▶ [Prompt] Out of the lines below, please list those that hold the string "речка".

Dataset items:
━━━━━━━━━━━━━━━━━━━━

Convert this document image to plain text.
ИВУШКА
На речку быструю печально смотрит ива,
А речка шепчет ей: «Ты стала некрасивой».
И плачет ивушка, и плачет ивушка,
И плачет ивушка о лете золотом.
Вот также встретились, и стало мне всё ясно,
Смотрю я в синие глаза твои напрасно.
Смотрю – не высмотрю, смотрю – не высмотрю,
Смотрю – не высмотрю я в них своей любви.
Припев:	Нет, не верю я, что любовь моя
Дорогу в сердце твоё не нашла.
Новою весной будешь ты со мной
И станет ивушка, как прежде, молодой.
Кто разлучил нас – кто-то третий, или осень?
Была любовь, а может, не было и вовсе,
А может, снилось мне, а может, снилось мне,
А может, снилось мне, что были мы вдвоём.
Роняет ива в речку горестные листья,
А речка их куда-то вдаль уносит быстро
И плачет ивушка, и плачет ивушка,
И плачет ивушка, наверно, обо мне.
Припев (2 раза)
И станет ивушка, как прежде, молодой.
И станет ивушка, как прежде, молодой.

━━━━━━━━━━━━━━━━━━━━

▶ [Result of this task]
А речка шепчет ей: «Ты стала некрасивой».
А речка их куда-то вдаль уносит быстро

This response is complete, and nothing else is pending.